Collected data
·····

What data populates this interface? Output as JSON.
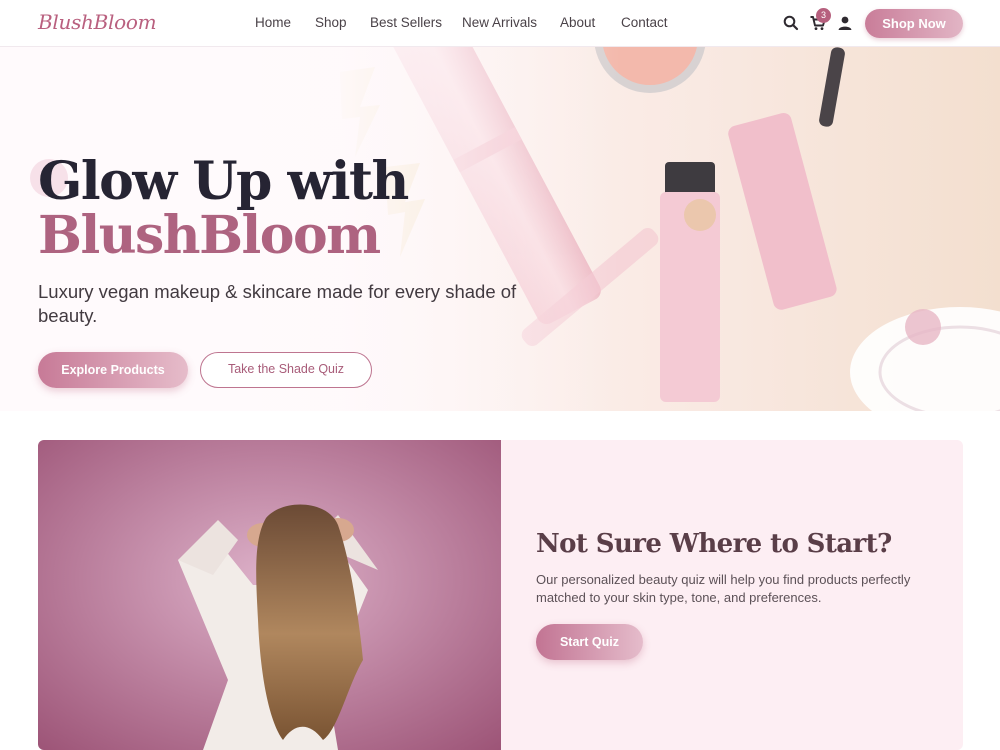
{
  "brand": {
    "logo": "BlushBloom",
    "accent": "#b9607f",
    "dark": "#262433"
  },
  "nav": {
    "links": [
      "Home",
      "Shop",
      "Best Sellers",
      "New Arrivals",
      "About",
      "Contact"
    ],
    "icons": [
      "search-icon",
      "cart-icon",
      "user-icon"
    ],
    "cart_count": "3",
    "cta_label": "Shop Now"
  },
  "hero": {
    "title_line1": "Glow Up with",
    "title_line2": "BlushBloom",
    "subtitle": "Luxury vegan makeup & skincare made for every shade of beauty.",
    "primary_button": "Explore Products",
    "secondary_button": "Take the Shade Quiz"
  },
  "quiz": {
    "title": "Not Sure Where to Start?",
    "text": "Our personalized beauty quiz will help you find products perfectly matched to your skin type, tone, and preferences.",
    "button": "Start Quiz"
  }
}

·····

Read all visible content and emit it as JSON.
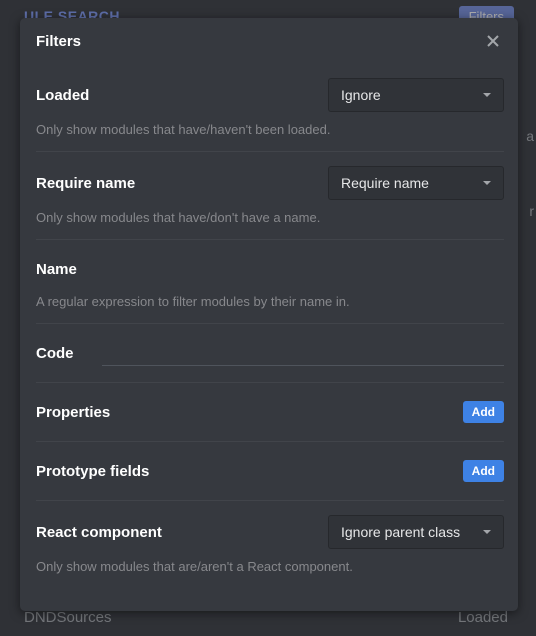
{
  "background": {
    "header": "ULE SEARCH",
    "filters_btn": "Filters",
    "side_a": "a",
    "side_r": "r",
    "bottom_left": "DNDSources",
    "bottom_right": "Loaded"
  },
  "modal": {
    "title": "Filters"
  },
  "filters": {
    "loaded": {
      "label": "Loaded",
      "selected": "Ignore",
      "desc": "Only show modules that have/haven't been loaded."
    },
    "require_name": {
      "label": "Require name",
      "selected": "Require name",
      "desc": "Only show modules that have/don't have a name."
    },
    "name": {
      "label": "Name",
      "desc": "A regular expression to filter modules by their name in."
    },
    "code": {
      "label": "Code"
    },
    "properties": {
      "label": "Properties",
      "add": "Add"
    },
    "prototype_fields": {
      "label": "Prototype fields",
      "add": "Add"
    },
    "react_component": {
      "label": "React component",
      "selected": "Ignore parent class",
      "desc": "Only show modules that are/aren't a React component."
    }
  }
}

·····

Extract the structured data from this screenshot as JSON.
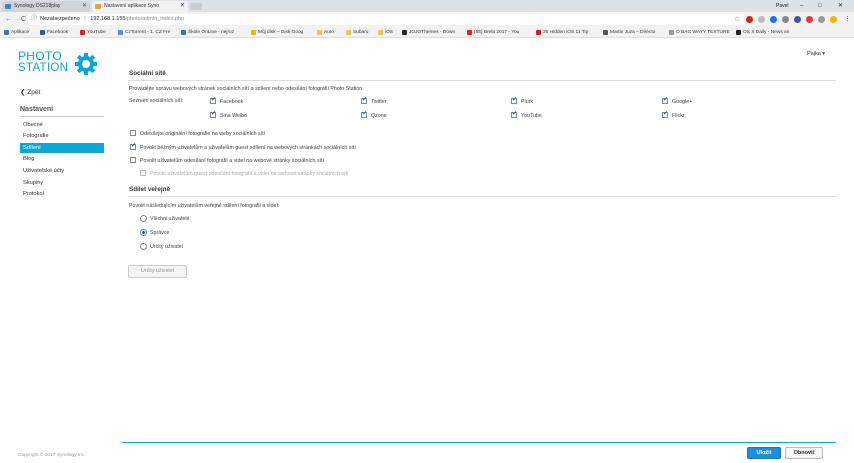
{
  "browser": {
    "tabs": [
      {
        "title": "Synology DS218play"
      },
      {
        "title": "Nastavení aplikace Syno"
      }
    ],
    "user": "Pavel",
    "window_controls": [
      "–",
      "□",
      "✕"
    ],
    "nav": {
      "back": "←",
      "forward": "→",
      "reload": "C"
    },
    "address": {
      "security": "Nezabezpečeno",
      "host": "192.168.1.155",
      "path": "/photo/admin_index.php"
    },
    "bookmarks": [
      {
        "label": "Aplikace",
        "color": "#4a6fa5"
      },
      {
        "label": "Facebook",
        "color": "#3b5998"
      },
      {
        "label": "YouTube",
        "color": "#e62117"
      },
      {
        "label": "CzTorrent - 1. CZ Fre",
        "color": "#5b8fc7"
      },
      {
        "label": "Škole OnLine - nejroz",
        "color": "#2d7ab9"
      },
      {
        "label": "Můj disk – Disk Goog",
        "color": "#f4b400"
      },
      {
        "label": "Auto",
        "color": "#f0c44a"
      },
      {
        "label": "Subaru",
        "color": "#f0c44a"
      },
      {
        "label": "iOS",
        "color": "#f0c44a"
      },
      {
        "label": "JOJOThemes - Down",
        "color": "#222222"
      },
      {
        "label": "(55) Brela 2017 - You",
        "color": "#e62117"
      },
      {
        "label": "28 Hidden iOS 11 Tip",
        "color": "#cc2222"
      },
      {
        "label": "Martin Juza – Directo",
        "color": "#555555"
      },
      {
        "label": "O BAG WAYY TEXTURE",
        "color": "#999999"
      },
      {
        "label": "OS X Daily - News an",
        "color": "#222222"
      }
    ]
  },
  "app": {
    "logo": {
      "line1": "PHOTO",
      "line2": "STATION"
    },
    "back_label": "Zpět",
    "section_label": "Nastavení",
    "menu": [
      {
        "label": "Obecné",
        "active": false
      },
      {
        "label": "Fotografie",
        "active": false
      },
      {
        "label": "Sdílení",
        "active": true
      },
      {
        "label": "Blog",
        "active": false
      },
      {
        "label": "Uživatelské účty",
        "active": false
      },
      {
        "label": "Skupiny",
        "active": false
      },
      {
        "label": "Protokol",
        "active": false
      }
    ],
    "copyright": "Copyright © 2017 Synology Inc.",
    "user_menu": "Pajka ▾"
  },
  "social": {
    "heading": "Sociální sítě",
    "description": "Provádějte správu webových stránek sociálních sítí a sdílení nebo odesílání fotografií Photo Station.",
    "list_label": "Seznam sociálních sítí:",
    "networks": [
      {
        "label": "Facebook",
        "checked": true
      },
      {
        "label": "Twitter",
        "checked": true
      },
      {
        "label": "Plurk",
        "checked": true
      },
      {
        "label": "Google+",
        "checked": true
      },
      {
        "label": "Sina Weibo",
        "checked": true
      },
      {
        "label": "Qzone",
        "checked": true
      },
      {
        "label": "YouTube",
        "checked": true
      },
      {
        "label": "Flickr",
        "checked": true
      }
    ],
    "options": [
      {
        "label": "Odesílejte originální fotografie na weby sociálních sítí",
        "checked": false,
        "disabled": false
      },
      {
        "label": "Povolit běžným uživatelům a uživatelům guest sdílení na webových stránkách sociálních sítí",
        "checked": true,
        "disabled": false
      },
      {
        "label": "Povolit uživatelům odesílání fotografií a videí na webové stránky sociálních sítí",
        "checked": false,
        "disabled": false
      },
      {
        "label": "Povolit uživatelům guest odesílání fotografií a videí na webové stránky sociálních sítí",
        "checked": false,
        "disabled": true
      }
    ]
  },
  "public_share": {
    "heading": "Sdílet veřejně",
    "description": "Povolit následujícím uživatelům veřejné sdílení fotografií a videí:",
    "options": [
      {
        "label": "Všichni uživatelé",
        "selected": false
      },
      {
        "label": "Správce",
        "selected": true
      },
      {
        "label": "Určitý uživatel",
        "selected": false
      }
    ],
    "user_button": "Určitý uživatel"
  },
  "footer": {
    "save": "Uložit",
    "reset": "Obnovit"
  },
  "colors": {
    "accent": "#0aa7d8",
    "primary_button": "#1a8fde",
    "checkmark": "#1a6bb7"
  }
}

·····

--- PROBLEM DETAILS ---
Only a number is wanted: how many lines contain "sítí"?

--- TASK OUTPUT ---
6